**Objective:**
Reproduce every line of the records below word for word, leaving out the pictures.

**Data excerpts:**
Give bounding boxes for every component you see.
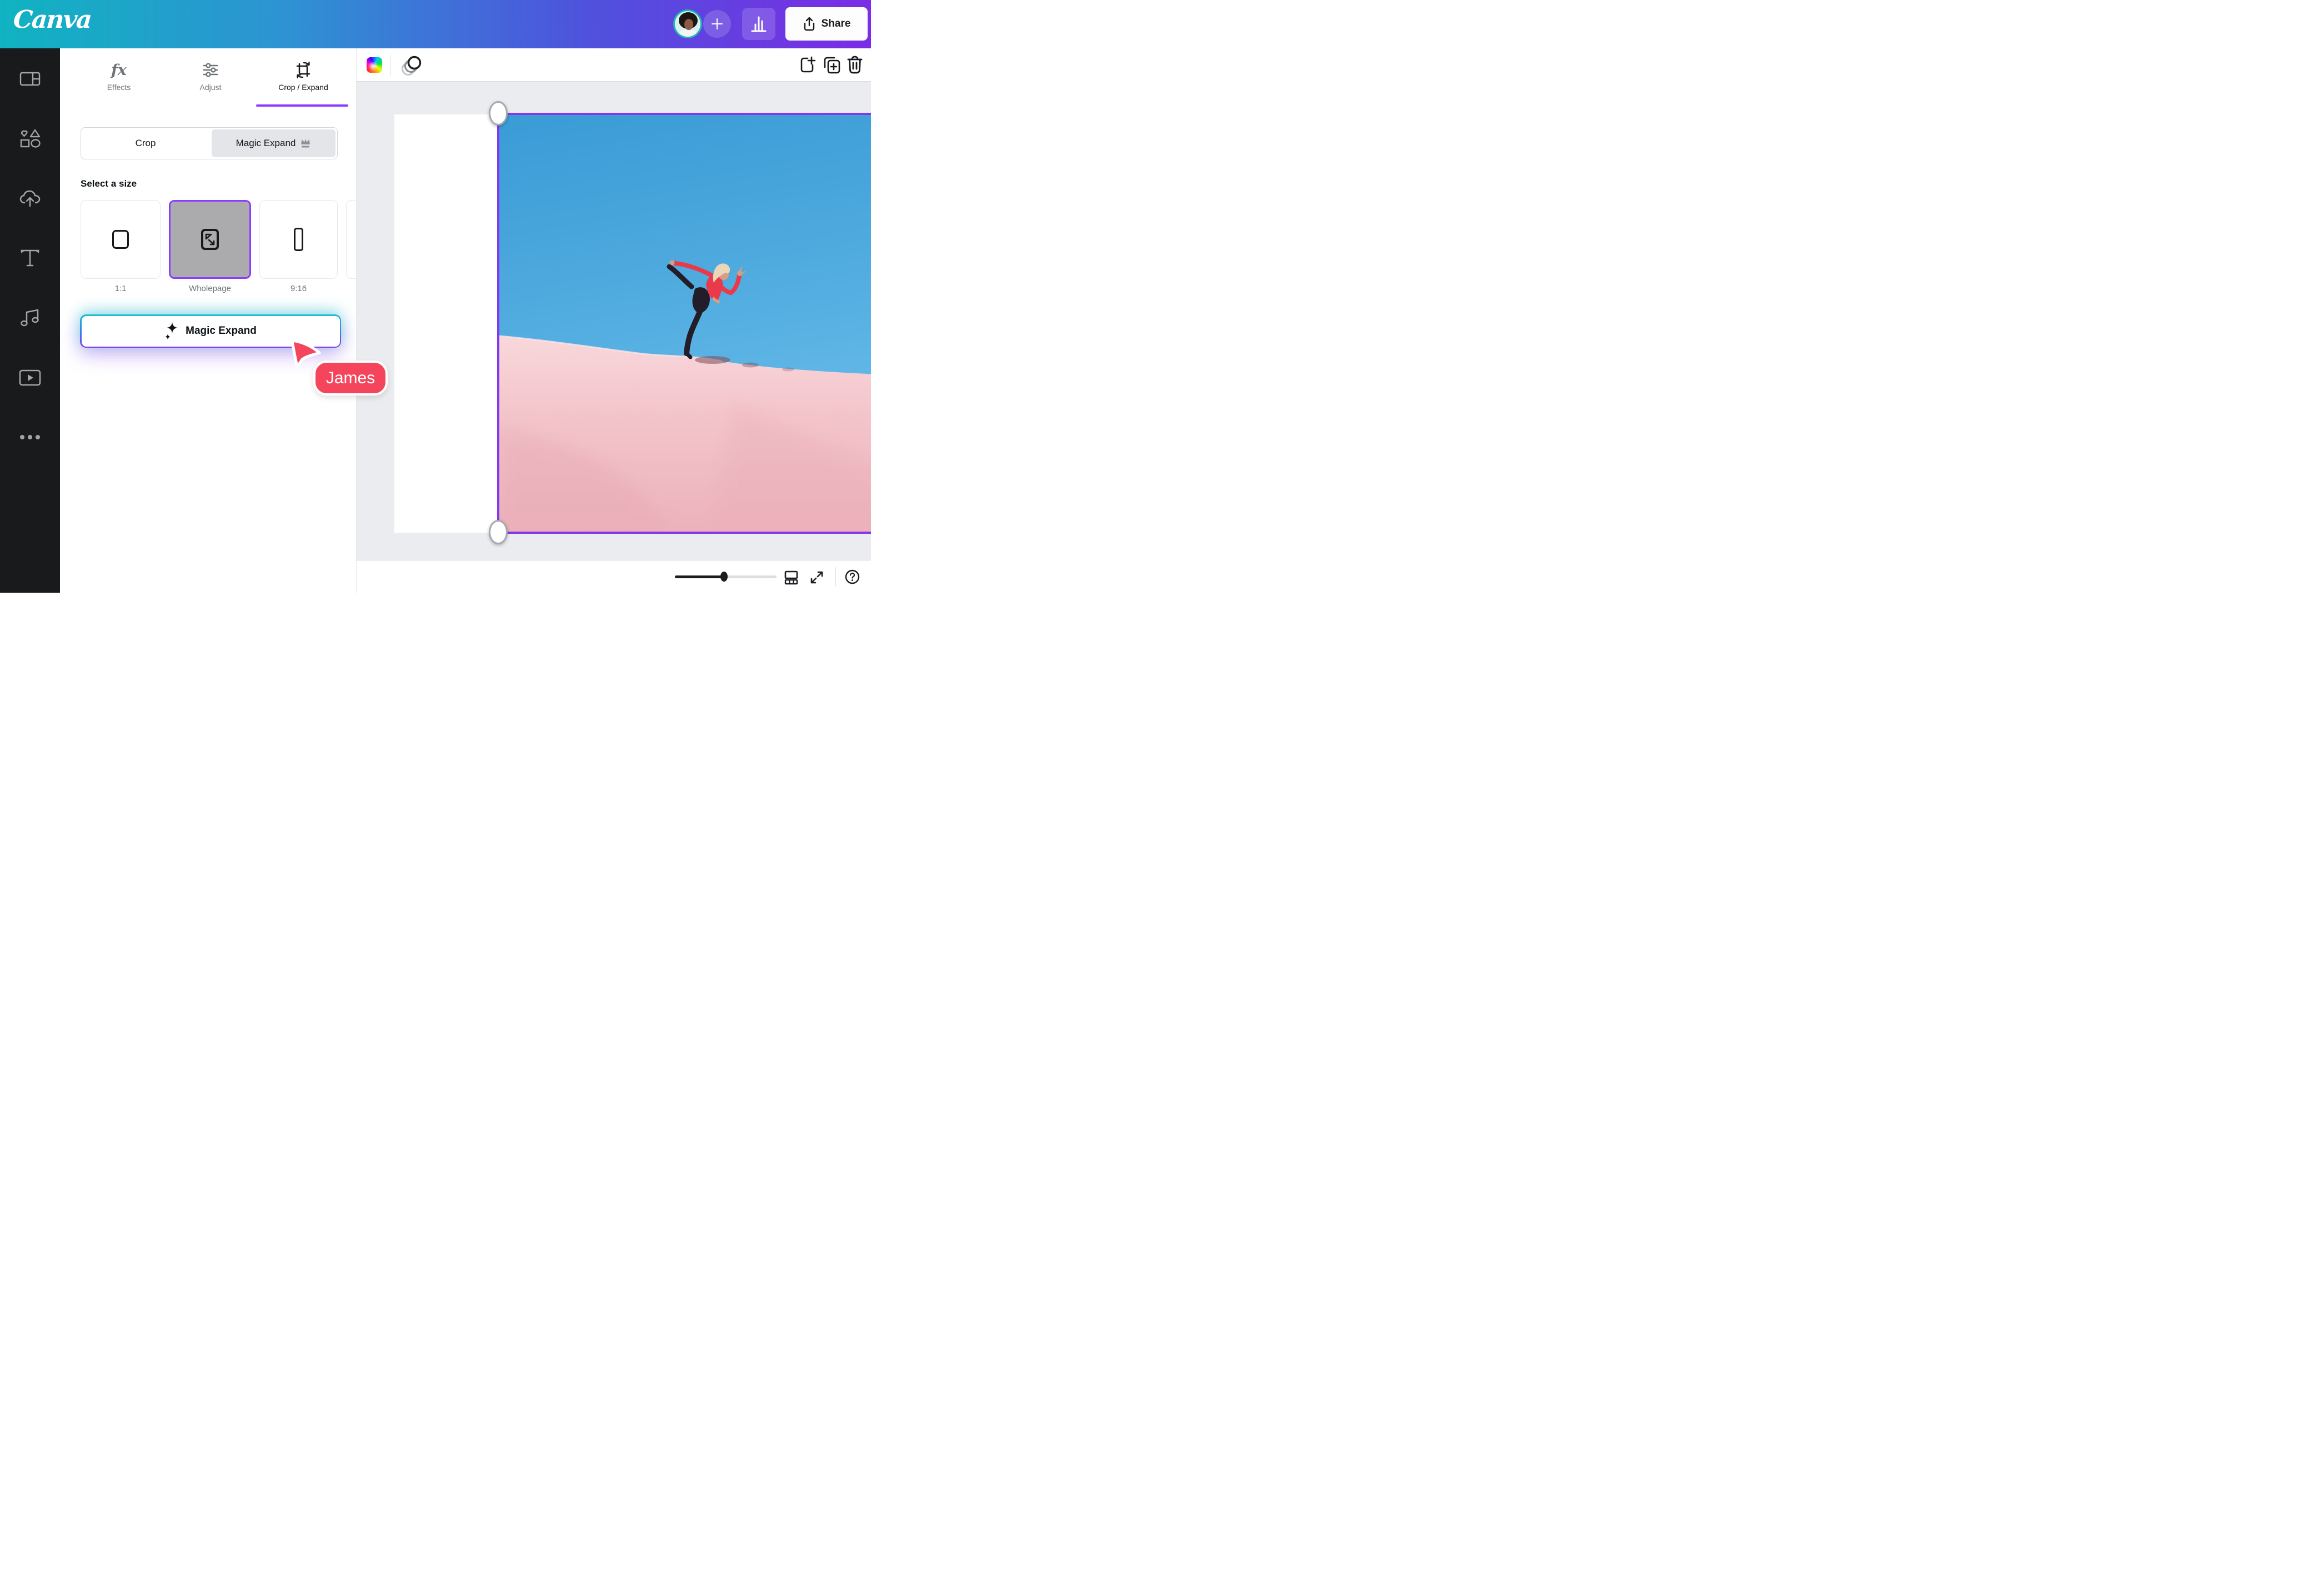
sparkles-icon (164, 322, 179, 341)
shapes-icon (19, 128, 41, 149)
tab-label: Crop / Expand (257, 83, 349, 92)
size-label: 1:1 (81, 284, 161, 293)
add-member-button[interactable] (703, 10, 731, 38)
help-icon[interactable] (845, 569, 860, 584)
add-page-icon[interactable] (800, 56, 817, 74)
music-note-icon (19, 308, 41, 327)
tab-label: Adjust (178, 83, 243, 92)
dune-and-figure (499, 115, 871, 532)
tab-label: Effects (87, 83, 151, 92)
zoom-slider-fill (675, 575, 724, 578)
share-upload-icon (803, 17, 816, 31)
video-icon (19, 369, 41, 386)
pages-view-icon[interactable] (784, 570, 798, 585)
delete-page-icon[interactable] (847, 56, 863, 74)
yoga-figure (669, 261, 745, 358)
ratio-1-1-icon (112, 230, 129, 249)
more-dots-icon (19, 434, 41, 440)
collaborator-name-badge: James (313, 361, 388, 395)
magic-expand-option-label: Magic Expand (236, 138, 296, 149)
fx-icon: fx (111, 62, 127, 79)
zoom-slider[interactable] (675, 575, 777, 578)
crop-mode-toggle: Crop Magic Expand (81, 127, 338, 159)
expand-page-icon (200, 228, 220, 251)
avatar[interactable] (673, 9, 702, 38)
canva-logo[interactable]: Canva (12, 6, 92, 34)
adjust-sliders-icon (202, 62, 219, 78)
plus-icon (710, 17, 724, 31)
size-label: 9:16 (259, 284, 338, 293)
ratio-9-16-icon (294, 228, 303, 251)
tab-crop-expand[interactable]: Crop / Expand (257, 61, 349, 92)
share-button[interactable]: Share (785, 7, 868, 41)
sidebar-item-elements[interactable] (14, 123, 46, 154)
size-option-1-1[interactable]: 1:1 (81, 200, 161, 293)
text-icon (19, 248, 41, 267)
canva-editor: Canva Share (0, 0, 871, 593)
size-option-wholepage[interactable]: Wholepage (169, 200, 251, 293)
tab-effects[interactable]: fx Effects (87, 61, 151, 92)
active-tab-indicator (256, 104, 348, 107)
fullscreen-icon[interactable] (809, 570, 824, 585)
size-options-row: 1:1 Wholepage 9:16 (81, 200, 357, 293)
sidebar-item-design[interactable] (14, 63, 46, 94)
zoom-slider-thumb[interactable] (720, 572, 728, 582)
cloud-upload-icon (19, 189, 41, 208)
duplicate-page-icon[interactable] (823, 56, 841, 74)
crown-icon (300, 138, 311, 148)
canvas-area (357, 48, 871, 593)
crop-handle-top[interactable] (489, 101, 508, 126)
sidebar-item-text[interactable] (14, 242, 46, 273)
size-option-partial[interactable] (346, 200, 357, 293)
avatar-shirt (679, 30, 697, 38)
avatar-face (684, 19, 693, 30)
size-label: Wholepage (169, 284, 251, 293)
size-option-9-16[interactable]: 9:16 (259, 200, 338, 293)
sidebar-item-videos[interactable] (14, 362, 46, 393)
crop-handle-bottom[interactable] (489, 520, 508, 544)
crop-rotate-icon (294, 61, 312, 79)
transparency-icon[interactable] (399, 53, 424, 77)
tab-adjust[interactable]: Adjust (178, 61, 243, 92)
selection-border-left (497, 113, 499, 534)
edit-panel: fx Effects Adjust (60, 48, 357, 593)
magic-expand-label: Magic Expand (186, 325, 257, 337)
sidebar (0, 48, 60, 593)
size-section-heading: Select a size (81, 178, 137, 189)
toggle-option-crop[interactable]: Crop (81, 128, 210, 159)
workspace (357, 82, 871, 560)
canvas-toolbar (357, 48, 871, 82)
design-icon (19, 69, 41, 88)
selection-border-top (497, 113, 871, 115)
sidebar-item-audio[interactable] (14, 302, 46, 333)
selected-photo[interactable] (499, 115, 871, 532)
bar-chart-icon (751, 15, 767, 33)
bottombar-divider (835, 567, 836, 586)
toggle-option-magic-expand[interactable]: Magic Expand (212, 129, 335, 157)
collaborator-name: James (326, 369, 375, 388)
canvas-bottom-bar (357, 560, 871, 593)
sidebar-item-uploads[interactable] (14, 183, 46, 214)
selection-border-bottom (497, 532, 871, 534)
share-label: Share (822, 18, 851, 30)
header-bar: Canva Share (0, 0, 871, 48)
insights-button[interactable] (742, 8, 775, 40)
crop-option-label: Crop (136, 138, 156, 149)
color-wheel-button[interactable] (367, 57, 382, 73)
sidebar-item-more[interactable] (14, 422, 46, 453)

**Solution:**
Give bounding boxes for every component you see.
sparkles-icon (164, 322, 179, 341)
shapes-icon (19, 128, 41, 149)
tab-label: Crop / Expand (257, 83, 349, 92)
size-label: 1:1 (81, 284, 161, 293)
add-member-button[interactable] (703, 10, 731, 38)
help-icon[interactable] (845, 569, 860, 584)
add-page-icon[interactable] (800, 56, 817, 74)
music-note-icon (19, 308, 41, 327)
tab-label: Adjust (178, 83, 243, 92)
dune-and-figure (499, 115, 871, 532)
tab-label: Effects (87, 83, 151, 92)
zoom-slider-fill (675, 575, 724, 578)
share-upload-icon (803, 17, 816, 31)
video-icon (19, 369, 41, 386)
pages-view-icon[interactable] (784, 570, 798, 585)
delete-page-icon[interactable] (847, 56, 863, 74)
yoga-figure (669, 261, 745, 358)
ratio-1-1-icon (112, 230, 129, 249)
more-dots-icon (19, 434, 41, 440)
collaborator-name-badge: James (313, 361, 388, 395)
magic-expand-option-label: Magic Expand (236, 138, 296, 149)
fx-icon: fx (111, 62, 127, 79)
zoom-slider[interactable] (675, 575, 777, 578)
crop-mode-toggle: Crop Magic Expand (81, 127, 338, 159)
expand-page-icon (200, 228, 220, 251)
avatar[interactable] (673, 9, 702, 38)
canva-logo[interactable]: Canva (12, 6, 92, 34)
adjust-sliders-icon (202, 62, 219, 78)
plus-icon (710, 17, 724, 31)
size-label: 9:16 (259, 284, 338, 293)
ratio-9-16-icon (294, 228, 303, 251)
tab-crop-expand[interactable]: Crop / Expand (257, 61, 349, 92)
share-button[interactable]: Share (785, 7, 868, 41)
sidebar-item-elements[interactable] (14, 123, 46, 154)
size-option-1-1[interactable]: 1:1 (81, 200, 161, 293)
text-icon (19, 248, 41, 267)
canva-editor: Canva Share (0, 0, 871, 593)
size-option-wholepage[interactable]: Wholepage (169, 200, 251, 293)
tab-effects[interactable]: fx Effects (87, 61, 151, 92)
active-tab-indicator (256, 104, 348, 107)
fullscreen-icon[interactable] (809, 570, 824, 585)
size-options-row: 1:1 Wholepage 9:16 (81, 200, 357, 293)
sidebar-item-design[interactable] (14, 63, 46, 94)
zoom-slider-thumb[interactable] (720, 572, 728, 582)
cloud-upload-icon (19, 189, 41, 208)
duplicate-page-icon[interactable] (823, 56, 841, 74)
crown-icon (300, 138, 311, 148)
canvas-area (357, 48, 871, 593)
crop-handle-top[interactable] (489, 101, 508, 126)
sidebar-item-text[interactable] (14, 242, 46, 273)
size-option-partial[interactable] (346, 200, 357, 293)
avatar-shirt (679, 30, 697, 38)
avatar-face (684, 19, 693, 30)
size-label: Wholepage (169, 284, 251, 293)
size-option-9-16[interactable]: 9:16 (259, 200, 338, 293)
sidebar-item-videos[interactable] (14, 362, 46, 393)
crop-handle-bottom[interactable] (489, 520, 508, 544)
crop-rotate-icon (294, 61, 312, 79)
transparency-icon[interactable] (399, 53, 424, 77)
tab-adjust[interactable]: Adjust (178, 61, 243, 92)
selection-border-left (497, 113, 499, 534)
edit-panel: fx Effects Adjust (60, 48, 357, 593)
magic-expand-label: Magic Expand (186, 325, 257, 337)
sidebar (0, 48, 60, 593)
size-section-heading: Select a size (81, 178, 137, 189)
toggle-option-crop[interactable]: Crop (81, 128, 210, 159)
workspace (357, 82, 871, 560)
canvas-toolbar (357, 48, 871, 82)
design-icon (19, 69, 41, 88)
selection-border-top (497, 113, 871, 115)
sidebar-item-audio[interactable] (14, 302, 46, 333)
selected-photo[interactable] (499, 115, 871, 532)
bar-chart-icon (751, 15, 767, 33)
bottombar-divider (835, 567, 836, 586)
toggle-option-magic-expand[interactable]: Magic Expand (212, 129, 335, 157)
collaborator-name: James (326, 369, 375, 388)
canvas-bottom-bar (357, 560, 871, 593)
sidebar-item-uploads[interactable] (14, 183, 46, 214)
selection-border-bottom (497, 532, 871, 534)
share-label: Share (822, 18, 851, 30)
header-bar: Canva Share (0, 0, 871, 48)
insights-button[interactable] (742, 8, 775, 40)
crop-option-label: Crop (136, 138, 156, 149)
color-wheel-button[interactable] (367, 57, 382, 73)
sidebar-item-more[interactable] (14, 422, 46, 453)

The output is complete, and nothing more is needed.